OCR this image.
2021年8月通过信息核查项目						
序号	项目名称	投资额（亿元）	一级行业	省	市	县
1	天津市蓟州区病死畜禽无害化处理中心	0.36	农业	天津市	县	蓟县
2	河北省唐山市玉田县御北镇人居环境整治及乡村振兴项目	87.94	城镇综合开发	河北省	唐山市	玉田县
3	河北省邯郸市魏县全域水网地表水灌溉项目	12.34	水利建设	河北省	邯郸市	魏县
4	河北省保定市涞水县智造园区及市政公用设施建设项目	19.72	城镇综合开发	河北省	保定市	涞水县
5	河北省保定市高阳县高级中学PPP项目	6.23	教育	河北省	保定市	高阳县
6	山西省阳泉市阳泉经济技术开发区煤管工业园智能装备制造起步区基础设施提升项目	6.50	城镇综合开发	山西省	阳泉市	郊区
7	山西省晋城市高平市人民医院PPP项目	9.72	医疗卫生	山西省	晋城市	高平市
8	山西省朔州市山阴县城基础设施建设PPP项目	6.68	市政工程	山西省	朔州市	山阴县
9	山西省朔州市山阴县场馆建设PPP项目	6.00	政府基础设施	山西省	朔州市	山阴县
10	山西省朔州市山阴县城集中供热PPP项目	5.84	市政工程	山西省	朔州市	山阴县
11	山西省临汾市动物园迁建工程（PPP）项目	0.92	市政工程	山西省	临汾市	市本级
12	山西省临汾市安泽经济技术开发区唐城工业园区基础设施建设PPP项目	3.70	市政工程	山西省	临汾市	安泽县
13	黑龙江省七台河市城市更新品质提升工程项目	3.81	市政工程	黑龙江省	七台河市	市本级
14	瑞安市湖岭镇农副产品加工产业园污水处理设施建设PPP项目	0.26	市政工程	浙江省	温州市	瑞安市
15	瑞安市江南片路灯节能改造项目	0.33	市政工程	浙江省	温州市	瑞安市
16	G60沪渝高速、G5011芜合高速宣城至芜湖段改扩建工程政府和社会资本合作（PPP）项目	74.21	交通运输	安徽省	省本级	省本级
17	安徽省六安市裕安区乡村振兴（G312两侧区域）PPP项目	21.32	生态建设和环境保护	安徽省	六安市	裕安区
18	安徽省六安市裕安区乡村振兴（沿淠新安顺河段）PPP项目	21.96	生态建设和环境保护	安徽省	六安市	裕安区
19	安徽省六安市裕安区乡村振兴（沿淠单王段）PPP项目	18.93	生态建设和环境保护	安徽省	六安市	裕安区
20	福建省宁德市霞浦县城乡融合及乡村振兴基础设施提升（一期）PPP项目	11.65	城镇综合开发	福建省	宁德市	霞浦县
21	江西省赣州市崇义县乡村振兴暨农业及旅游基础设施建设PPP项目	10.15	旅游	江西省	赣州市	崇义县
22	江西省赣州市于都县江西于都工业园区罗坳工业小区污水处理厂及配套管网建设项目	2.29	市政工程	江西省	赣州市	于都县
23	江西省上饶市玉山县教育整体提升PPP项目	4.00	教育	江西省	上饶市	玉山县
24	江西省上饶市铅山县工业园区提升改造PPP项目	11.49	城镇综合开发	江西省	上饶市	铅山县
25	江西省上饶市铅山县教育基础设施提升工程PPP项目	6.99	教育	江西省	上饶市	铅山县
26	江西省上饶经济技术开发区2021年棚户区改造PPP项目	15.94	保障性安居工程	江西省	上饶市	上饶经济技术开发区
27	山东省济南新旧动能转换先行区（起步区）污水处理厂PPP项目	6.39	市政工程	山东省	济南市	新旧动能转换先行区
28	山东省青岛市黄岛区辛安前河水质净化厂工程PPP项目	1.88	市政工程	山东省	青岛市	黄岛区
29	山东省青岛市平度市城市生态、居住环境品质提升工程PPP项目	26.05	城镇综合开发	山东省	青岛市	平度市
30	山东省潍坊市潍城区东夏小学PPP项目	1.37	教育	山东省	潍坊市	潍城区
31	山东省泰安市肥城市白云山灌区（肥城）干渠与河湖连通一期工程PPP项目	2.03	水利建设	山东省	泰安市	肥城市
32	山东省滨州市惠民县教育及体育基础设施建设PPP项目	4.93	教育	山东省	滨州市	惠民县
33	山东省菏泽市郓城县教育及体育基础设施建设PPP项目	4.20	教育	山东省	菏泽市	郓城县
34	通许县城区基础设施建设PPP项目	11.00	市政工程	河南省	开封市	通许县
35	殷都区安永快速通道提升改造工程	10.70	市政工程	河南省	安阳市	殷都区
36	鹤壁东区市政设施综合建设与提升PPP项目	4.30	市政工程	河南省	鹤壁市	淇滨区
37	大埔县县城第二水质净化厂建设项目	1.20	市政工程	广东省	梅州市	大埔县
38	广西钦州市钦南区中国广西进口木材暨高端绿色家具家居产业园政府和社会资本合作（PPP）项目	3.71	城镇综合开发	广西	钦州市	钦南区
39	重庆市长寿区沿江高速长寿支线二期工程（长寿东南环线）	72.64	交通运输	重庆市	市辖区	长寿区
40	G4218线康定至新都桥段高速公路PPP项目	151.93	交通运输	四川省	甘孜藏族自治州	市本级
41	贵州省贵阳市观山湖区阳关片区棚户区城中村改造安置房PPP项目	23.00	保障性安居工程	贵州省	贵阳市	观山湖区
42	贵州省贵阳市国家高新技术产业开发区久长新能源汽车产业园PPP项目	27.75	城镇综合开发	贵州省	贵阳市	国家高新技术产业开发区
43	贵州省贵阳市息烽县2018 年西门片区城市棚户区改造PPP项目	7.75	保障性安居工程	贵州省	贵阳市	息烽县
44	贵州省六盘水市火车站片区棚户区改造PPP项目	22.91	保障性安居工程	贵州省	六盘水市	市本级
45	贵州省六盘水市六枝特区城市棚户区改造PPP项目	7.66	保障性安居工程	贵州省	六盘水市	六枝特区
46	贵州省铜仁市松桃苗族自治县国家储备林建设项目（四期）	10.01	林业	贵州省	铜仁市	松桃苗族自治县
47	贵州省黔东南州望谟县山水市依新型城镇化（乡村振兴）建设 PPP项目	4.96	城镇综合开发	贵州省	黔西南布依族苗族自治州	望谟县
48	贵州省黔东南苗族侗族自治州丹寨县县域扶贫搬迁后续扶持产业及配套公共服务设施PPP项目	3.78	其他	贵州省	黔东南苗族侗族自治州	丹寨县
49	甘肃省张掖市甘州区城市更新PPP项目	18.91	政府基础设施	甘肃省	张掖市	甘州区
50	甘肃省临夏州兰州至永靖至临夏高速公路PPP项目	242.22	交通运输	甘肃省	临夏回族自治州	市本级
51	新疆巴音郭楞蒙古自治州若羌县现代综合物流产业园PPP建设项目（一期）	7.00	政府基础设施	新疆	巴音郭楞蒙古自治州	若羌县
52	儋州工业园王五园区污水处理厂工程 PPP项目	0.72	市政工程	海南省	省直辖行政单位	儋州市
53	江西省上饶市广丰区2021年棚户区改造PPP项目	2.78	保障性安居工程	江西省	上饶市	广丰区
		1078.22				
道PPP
|---|
§ **EXERCISE TASK**
Retype the whole listing above exactly.

§ **PROBLEM SOLUTION**
OCR this image.
2021年8月通过信息核查项目						
序号	项目名称	投资额（亿元）	一级行业	省	市	县
1	天津市蓟州区病死畜禽无害化处理中心	0.36	农业	天津市	县	蓟县
2	河北省唐山市玉田县御北镇人居环境整治及乡村振兴项目	87.94	城镇综合开发	河北省	唐山市	玉田县
3	河北省邯郸市魏县全域水网地表水灌溉项目	12.34	水利建设	河北省	邯郸市	魏县
4	河北省保定市涞水县智造园区及市政公用设施建设项目	19.72	城镇综合开发	河北省	保定市	涞水县
5	河北省保定市高阳县高级中学PPP项目	6.23	教育	河北省	保定市	高阳县
6	山西省阳泉市阳泉经济技术开发区煤管工业园智能装备制造起步区基础设施提升项目	6.50	城镇综合开发	山西省	阳泉市	郊区
7	山西省晋城市高平市人民医院PPP项目	9.72	医疗卫生	山西省	晋城市	高平市
8	山西省朔州市山阴县城基础设施建设PPP项目	6.68	市政工程	山西省	朔州市	山阴县
9	山西省朔州市山阴县场馆建设PPP项目	6.00	政府基础设施	山西省	朔州市	山阴县
10	山西省朔州市山阴县城集中供热PPP项目	5.84	市政工程	山西省	朔州市	山阴县
11	山西省临汾市动物园迁建工程（PPP）项目	0.92	市政工程	山西省	临汾市	市本级
12	山西省临汾市安泽经济技术开发区唐城工业园区基础设施建设PPP项目	3.70	市政工程	山西省	临汾市	安泽县
13	黑龙江省七台河市城市更新品质提升工程项目	3.81	市政工程	黑龙江省	七台河市	市本级
14	瑞安市湖岭镇农副产品加工产业园污水处理设施建设PPP项目	0.26	市政工程	浙江省	温州市	瑞安市
15	瑞安市江南片路灯节能改造项目	0.33	市政工程	浙江省	温州市	瑞安市
16	G60沪渝高速、G5011芜合高速宣城至芜湖段改扩建工程政府和社会资本合作（PPP）项目	74.21	交通运输	安徽省	省本级	省本级
17	安徽省六安市裕安区乡村振兴（G312两侧区域）PPP项目	21.32	生态建设和环境保护	安徽省	六安市	裕安区
18	安徽省六安市裕安区乡村振兴（沿淠新安顺河段）PPP项目	21.96	生态建设和环境保护	安徽省	六安市	裕安区
19	安徽省六安市裕安区乡村振兴（沿淠单王段）PPP项目	18.93	生态建设和环境保护	安徽省	六安市	裕安区
20	福建省宁德市霞浦县城乡融合及乡村振兴基础设施提升（一期）PPP项目	11.65	城镇综合开发	福建省	宁德市	霞浦县
21	江西省赣州市崇义县乡村振兴暨农业及旅游基础设施建设PPP项目	10.15	旅游	江西省	赣州市	崇义县
22	江西省赣州市于都县江西于都工业园区罗坳工业小区污水处理厂及配套管网建设项目	2.29	市政工程	江西省	赣州市	于都县
23	江西省上饶市玉山县教育整体提升PPP项目	4.00	教育	江西省	上饶市	玉山县
24	江西省上饶市铅山县工业园区提升改造PPP项目	11.49	城镇综合开发	江西省	上饶市	铅山县
25	江西省上饶市铅山县教育基础设施提升工程PPP项目	6.99	教育	江西省	上饶市	铅山县
26	江西省上饶经济技术开发区2021年棚户区改造PPP项目	15.94	保障性安居工程	江西省	上饶市	上饶经济技术开发区
27	山东省济南新旧动能转换先行区（起步区）污水处理厂PPP项目	6.39	市政工程	山东省	济南市	新旧动能转换先行区
28	山东省青岛市黄岛区辛安前河水质净化厂工程PPP项目	1.88	市政工程	山东省	青岛市	黄岛区
29	山东省青岛市平度市城市生态、居住环境品质提升工程PPP项目	26.05	城镇综合开发	山东省	青岛市	平度市
30	山东省潍坊市潍城区东夏小学PPP项目	1.37	教育	山东省	潍坊市	潍城区
31	山东省泰安市肥城市白云山灌区（肥城）干渠与河湖连通一期工程PPP项目	2.03	水利建设	山东省	泰安市	肥城市
32	山东省滨州市惠民县教育及体育基础设施建设PPP项目	4.93	教育	山东省	滨州市	惠民县
33	山东省菏泽市郓城县教育及体育基础设施建设PPP项目	4.20	教育	山东省	菏泽市	郓城县
34	通许县城区基础设施建设PPP项目	11.00	市政工程	河南省	开封市	通许县
35	殷都区安永快速通道提升改造工程	10.70	市政工程	河南省	安阳市	殷都区
36	鹤壁东区市政设施综合建设与提升PPP项目	4.30	市政工程	河南省	鹤壁市	淇滨区
37	大埔县县城第二水质净化厂建设项目	1.20	市政工程	广东省	梅州市	大埔县
38	广西钦州市钦南区中国广西进口木材暨高端绿色家具家居产业园政府和社会资本合作（PPP）项目	3.71	城镇综合开发	广西	钦州市	钦南区
39	重庆市长寿区沿江高速长寿支线二期工程（长寿东南环线）	72.64	交通运输	重庆市	市辖区	长寿区
40	G4218线康定至新都桥段高速公路PPP项目	151.93	交通运输	四川省	甘孜藏族自治州	市本级
41	贵州省贵阳市观山湖区阳关片区棚户区城中村改造安置房PPP项目	23.00	保障性安居工程	贵州省	贵阳市	观山湖区
42	贵州省贵阳市国家高新技术产业开发区久长新能源汽车产业园PPP项目	27.75	城镇综合开发	贵州省	贵阳市	国家高新技术产业开发区
43	贵州省贵阳市息烽县2018 年西门片区城市棚户区改造PPP项目	7.75	保障性安居工程	贵州省	贵阳市	息烽县
44	贵州省六盘水市火车站片区棚户区改造PPP项目	22.91	保障性安居工程	贵州省	六盘水市	市本级
45	贵州省六盘水市六枝特区城市棚户区改造PPP项目	7.66	保障性安居工程	贵州省	六盘水市	六枝特区
46	贵州省铜仁市松桃苗族自治县国家储备林建设项目（四期）	10.01	林业	贵州省	铜仁市	松桃苗族自治县
47	贵州省黔东南州望谟县山水市依新型城镇化（乡村振兴）建设 PPP项目	4.96	城镇综合开发	贵州省	黔西南布依族苗族自治州	望谟县
48	贵州省黔东南苗族侗族自治州丹寨县县域扶贫搬迁后续扶持产业及配套公共服务设施PPP项目	3.78	其他	贵州省	黔东南苗族侗族自治州	丹寨县
49	甘肃省张掖市甘州区城市更新PPP项目	18.91	政府基础设施	甘肃省	张掖市	甘州区
50	甘肃省临夏州兰州至永靖至临夏高速公路PPP项目	242.22	交通运输	甘肃省	临夏回族自治州	市本级
51	新疆巴音郭楞蒙古自治州若羌县现代综合物流产业园PPP建设项目（一期）	7.00	政府基础设施	新疆	巴音郭楞蒙古自治州	若羌县
52	儋州工业园王五园区污水处理厂工程 PPP项目	0.72	市政工程	海南省	省直辖行政单位	儋州市
53	江西省上饶市广丰区2021年棚户区改造PPP项目	2.78	保障性安居工程	江西省	上饶市	广丰区
		1078.22				
道PPP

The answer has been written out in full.